• Set task: Write only the number of lines holding the string "content".

Start of Exercise input

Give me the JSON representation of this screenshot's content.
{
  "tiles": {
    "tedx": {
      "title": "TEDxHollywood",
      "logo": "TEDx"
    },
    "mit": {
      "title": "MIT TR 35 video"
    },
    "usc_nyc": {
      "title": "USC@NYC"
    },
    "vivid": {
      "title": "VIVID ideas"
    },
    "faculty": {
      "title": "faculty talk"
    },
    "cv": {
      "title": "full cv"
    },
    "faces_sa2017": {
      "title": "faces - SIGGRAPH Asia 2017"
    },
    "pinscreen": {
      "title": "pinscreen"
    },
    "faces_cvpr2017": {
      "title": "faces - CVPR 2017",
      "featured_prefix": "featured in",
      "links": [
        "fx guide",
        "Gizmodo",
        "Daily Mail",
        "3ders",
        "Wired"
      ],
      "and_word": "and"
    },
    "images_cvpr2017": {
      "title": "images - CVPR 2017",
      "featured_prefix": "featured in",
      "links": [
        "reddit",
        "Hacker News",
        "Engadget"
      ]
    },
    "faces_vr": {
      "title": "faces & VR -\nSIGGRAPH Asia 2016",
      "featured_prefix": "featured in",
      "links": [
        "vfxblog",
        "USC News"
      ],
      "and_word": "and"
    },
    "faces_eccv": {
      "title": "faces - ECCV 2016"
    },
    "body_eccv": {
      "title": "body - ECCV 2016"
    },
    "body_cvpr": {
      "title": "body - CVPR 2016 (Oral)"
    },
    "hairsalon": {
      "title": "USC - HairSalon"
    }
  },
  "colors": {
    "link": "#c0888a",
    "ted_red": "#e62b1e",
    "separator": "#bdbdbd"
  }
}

End of Exercise input
Start of Exercise input

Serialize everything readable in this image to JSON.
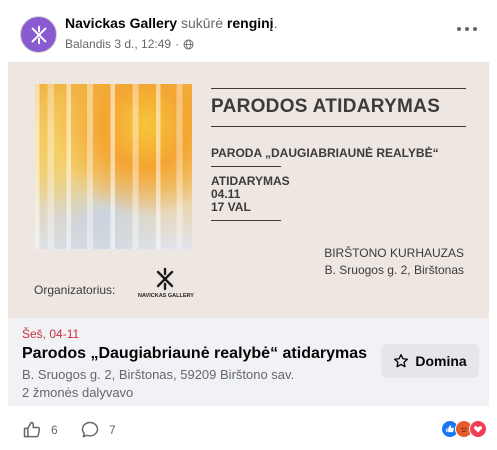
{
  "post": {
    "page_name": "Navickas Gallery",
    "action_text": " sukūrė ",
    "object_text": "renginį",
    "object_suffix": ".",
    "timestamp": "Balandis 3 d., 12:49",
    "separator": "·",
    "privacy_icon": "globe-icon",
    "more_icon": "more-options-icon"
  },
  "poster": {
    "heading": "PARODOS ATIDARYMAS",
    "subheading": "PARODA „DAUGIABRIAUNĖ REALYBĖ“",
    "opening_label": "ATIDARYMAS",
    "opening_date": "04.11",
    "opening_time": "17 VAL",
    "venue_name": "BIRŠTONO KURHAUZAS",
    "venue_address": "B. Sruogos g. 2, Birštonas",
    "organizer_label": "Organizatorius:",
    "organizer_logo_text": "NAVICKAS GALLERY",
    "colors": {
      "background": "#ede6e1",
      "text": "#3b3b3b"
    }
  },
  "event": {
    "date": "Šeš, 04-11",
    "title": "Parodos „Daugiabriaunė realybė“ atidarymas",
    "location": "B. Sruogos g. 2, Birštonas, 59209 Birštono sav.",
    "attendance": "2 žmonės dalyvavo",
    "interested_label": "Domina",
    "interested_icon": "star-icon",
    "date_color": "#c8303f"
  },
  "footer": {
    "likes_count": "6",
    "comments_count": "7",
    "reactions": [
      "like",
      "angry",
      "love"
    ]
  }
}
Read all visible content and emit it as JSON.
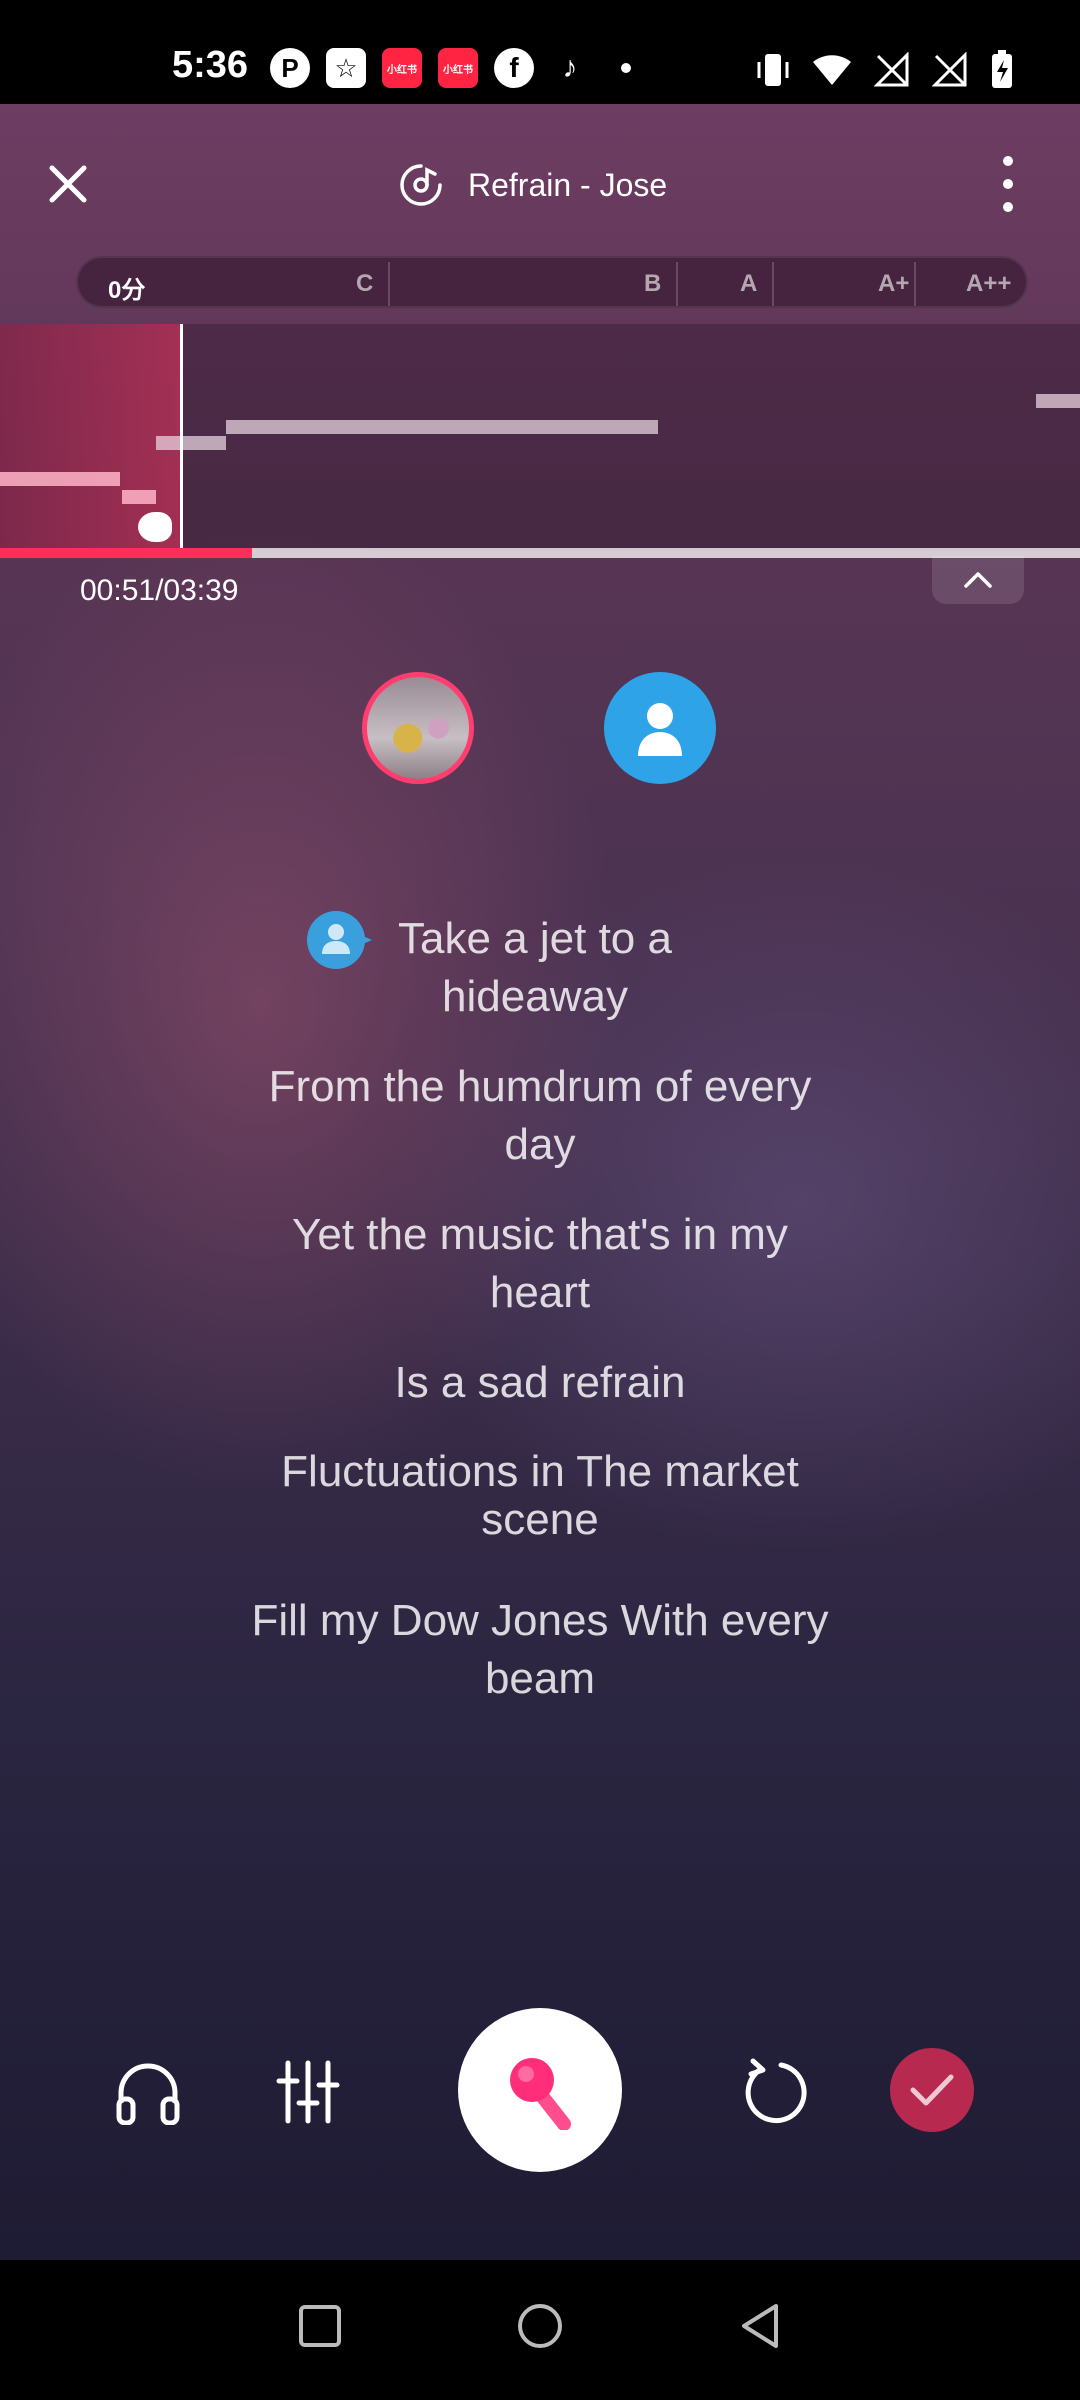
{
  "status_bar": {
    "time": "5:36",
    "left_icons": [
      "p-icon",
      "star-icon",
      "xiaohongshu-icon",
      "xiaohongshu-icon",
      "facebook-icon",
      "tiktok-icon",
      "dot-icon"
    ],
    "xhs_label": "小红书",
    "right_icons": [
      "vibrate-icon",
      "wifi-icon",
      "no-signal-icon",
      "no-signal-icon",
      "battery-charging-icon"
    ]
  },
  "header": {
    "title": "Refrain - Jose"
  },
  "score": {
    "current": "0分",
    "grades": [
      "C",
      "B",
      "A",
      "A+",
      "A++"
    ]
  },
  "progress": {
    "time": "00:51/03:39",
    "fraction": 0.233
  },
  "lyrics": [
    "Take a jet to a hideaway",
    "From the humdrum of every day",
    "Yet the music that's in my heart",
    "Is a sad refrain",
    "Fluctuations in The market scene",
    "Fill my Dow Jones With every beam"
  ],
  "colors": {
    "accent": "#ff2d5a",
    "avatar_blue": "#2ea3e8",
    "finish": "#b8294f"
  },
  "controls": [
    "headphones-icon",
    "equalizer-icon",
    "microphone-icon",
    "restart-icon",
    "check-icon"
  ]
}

End of Exercise input

• Complete output: 2